--- Start of Input for this task ---

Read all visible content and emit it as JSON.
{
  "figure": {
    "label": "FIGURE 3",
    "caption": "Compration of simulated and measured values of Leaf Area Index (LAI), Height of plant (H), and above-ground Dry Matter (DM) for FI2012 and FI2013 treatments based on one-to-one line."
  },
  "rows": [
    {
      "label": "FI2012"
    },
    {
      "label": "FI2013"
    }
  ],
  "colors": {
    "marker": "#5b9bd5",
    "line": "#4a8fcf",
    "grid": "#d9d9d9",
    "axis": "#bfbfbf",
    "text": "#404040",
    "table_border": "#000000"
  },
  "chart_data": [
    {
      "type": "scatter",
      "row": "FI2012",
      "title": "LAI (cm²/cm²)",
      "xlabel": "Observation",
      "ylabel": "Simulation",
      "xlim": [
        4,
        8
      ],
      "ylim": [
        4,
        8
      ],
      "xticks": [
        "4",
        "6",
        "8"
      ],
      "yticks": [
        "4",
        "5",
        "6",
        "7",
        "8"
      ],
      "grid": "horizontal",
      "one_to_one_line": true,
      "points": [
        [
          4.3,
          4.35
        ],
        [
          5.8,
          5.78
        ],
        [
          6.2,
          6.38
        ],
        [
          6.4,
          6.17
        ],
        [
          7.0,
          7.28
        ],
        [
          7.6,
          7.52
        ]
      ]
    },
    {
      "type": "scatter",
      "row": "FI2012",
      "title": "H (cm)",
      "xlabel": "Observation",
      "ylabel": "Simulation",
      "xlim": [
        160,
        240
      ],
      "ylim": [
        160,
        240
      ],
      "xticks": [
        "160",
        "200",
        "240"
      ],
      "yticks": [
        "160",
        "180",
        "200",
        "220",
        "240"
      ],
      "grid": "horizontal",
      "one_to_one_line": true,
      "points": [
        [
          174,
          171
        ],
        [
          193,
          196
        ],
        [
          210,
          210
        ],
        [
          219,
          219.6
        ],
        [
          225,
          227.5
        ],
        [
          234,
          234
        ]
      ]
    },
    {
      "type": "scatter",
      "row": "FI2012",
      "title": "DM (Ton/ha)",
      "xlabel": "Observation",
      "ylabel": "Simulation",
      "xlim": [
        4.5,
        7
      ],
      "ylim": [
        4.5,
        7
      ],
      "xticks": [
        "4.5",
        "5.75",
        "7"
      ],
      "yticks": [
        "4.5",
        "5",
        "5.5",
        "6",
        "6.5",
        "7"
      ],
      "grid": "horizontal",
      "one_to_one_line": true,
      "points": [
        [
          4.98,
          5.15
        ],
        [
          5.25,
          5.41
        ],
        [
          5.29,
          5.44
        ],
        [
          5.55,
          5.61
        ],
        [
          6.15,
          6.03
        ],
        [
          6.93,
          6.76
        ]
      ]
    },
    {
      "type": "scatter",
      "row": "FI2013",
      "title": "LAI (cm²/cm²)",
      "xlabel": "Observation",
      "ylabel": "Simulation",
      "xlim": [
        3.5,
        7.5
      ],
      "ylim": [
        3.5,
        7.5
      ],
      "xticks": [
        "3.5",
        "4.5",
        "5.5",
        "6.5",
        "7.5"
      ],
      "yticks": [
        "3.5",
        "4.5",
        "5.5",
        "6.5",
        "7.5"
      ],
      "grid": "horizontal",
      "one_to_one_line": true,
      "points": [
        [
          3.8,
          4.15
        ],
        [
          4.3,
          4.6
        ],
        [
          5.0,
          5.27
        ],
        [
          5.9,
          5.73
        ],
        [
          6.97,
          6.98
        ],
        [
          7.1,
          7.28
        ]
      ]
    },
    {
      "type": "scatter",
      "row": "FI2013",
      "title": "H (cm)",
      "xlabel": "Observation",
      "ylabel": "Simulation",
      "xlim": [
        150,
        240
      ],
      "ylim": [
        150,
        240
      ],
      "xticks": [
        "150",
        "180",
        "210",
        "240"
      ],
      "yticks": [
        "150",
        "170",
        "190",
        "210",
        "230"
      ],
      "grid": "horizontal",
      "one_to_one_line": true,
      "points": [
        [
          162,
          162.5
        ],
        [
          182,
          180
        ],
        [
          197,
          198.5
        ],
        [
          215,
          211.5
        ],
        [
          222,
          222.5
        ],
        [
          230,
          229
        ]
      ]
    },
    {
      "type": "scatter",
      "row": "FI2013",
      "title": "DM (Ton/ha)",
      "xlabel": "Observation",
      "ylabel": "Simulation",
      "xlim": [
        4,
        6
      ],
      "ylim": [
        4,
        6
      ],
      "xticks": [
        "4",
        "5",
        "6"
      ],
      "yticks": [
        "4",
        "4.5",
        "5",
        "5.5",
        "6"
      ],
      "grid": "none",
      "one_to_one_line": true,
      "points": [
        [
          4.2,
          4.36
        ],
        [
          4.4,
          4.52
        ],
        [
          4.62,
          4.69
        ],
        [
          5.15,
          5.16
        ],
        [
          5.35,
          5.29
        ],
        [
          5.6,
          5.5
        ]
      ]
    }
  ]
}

--- End of Input for this task ---

■ **Your task**:
Extract all the material, leaving every line as it is.

■ **Complete answer**:
Read all visible content and emit it as JSON.
{
  "figure": {
    "label": "FIGURE 3",
    "caption": "Compration of simulated and measured values of Leaf Area Index (LAI), Height of plant (H), and above-ground Dry Matter (DM) for FI2012 and FI2013 treatments based on one-to-one line."
  },
  "rows": [
    {
      "label": "FI2012"
    },
    {
      "label": "FI2013"
    }
  ],
  "colors": {
    "marker": "#5b9bd5",
    "line": "#4a8fcf",
    "grid": "#d9d9d9",
    "axis": "#bfbfbf",
    "text": "#404040",
    "table_border": "#000000"
  },
  "chart_data": [
    {
      "type": "scatter",
      "row": "FI2012",
      "title": "LAI (cm²/cm²)",
      "xlabel": "Observation",
      "ylabel": "Simulation",
      "xlim": [
        4,
        8
      ],
      "ylim": [
        4,
        8
      ],
      "xticks": [
        "4",
        "6",
        "8"
      ],
      "yticks": [
        "4",
        "5",
        "6",
        "7",
        "8"
      ],
      "grid": "horizontal",
      "one_to_one_line": true,
      "points": [
        [
          4.3,
          4.35
        ],
        [
          5.8,
          5.78
        ],
        [
          6.2,
          6.38
        ],
        [
          6.4,
          6.17
        ],
        [
          7.0,
          7.28
        ],
        [
          7.6,
          7.52
        ]
      ]
    },
    {
      "type": "scatter",
      "row": "FI2012",
      "title": "H (cm)",
      "xlabel": "Observation",
      "ylabel": "Simulation",
      "xlim": [
        160,
        240
      ],
      "ylim": [
        160,
        240
      ],
      "xticks": [
        "160",
        "200",
        "240"
      ],
      "yticks": [
        "160",
        "180",
        "200",
        "220",
        "240"
      ],
      "grid": "horizontal",
      "one_to_one_line": true,
      "points": [
        [
          174,
          171
        ],
        [
          193,
          196
        ],
        [
          210,
          210
        ],
        [
          219,
          219.6
        ],
        [
          225,
          227.5
        ],
        [
          234,
          234
        ]
      ]
    },
    {
      "type": "scatter",
      "row": "FI2012",
      "title": "DM (Ton/ha)",
      "xlabel": "Observation",
      "ylabel": "Simulation",
      "xlim": [
        4.5,
        7
      ],
      "ylim": [
        4.5,
        7
      ],
      "xticks": [
        "4.5",
        "5.75",
        "7"
      ],
      "yticks": [
        "4.5",
        "5",
        "5.5",
        "6",
        "6.5",
        "7"
      ],
      "grid": "horizontal",
      "one_to_one_line": true,
      "points": [
        [
          4.98,
          5.15
        ],
        [
          5.25,
          5.41
        ],
        [
          5.29,
          5.44
        ],
        [
          5.55,
          5.61
        ],
        [
          6.15,
          6.03
        ],
        [
          6.93,
          6.76
        ]
      ]
    },
    {
      "type": "scatter",
      "row": "FI2013",
      "title": "LAI (cm²/cm²)",
      "xlabel": "Observation",
      "ylabel": "Simulation",
      "xlim": [
        3.5,
        7.5
      ],
      "ylim": [
        3.5,
        7.5
      ],
      "xticks": [
        "3.5",
        "4.5",
        "5.5",
        "6.5",
        "7.5"
      ],
      "yticks": [
        "3.5",
        "4.5",
        "5.5",
        "6.5",
        "7.5"
      ],
      "grid": "horizontal",
      "one_to_one_line": true,
      "points": [
        [
          3.8,
          4.15
        ],
        [
          4.3,
          4.6
        ],
        [
          5.0,
          5.27
        ],
        [
          5.9,
          5.73
        ],
        [
          6.97,
          6.98
        ],
        [
          7.1,
          7.28
        ]
      ]
    },
    {
      "type": "scatter",
      "row": "FI2013",
      "title": "H (cm)",
      "xlabel": "Observation",
      "ylabel": "Simulation",
      "xlim": [
        150,
        240
      ],
      "ylim": [
        150,
        240
      ],
      "xticks": [
        "150",
        "180",
        "210",
        "240"
      ],
      "yticks": [
        "150",
        "170",
        "190",
        "210",
        "230"
      ],
      "grid": "horizontal",
      "one_to_one_line": true,
      "points": [
        [
          162,
          162.5
        ],
        [
          182,
          180
        ],
        [
          197,
          198.5
        ],
        [
          215,
          211.5
        ],
        [
          222,
          222.5
        ],
        [
          230,
          229
        ]
      ]
    },
    {
      "type": "scatter",
      "row": "FI2013",
      "title": "DM (Ton/ha)",
      "xlabel": "Observation",
      "ylabel": "Simulation",
      "xlim": [
        4,
        6
      ],
      "ylim": [
        4,
        6
      ],
      "xticks": [
        "4",
        "5",
        "6"
      ],
      "yticks": [
        "4",
        "4.5",
        "5",
        "5.5",
        "6"
      ],
      "grid": "none",
      "one_to_one_line": true,
      "points": [
        [
          4.2,
          4.36
        ],
        [
          4.4,
          4.52
        ],
        [
          4.62,
          4.69
        ],
        [
          5.15,
          5.16
        ],
        [
          5.35,
          5.29
        ],
        [
          5.6,
          5.5
        ]
      ]
    }
  ]
}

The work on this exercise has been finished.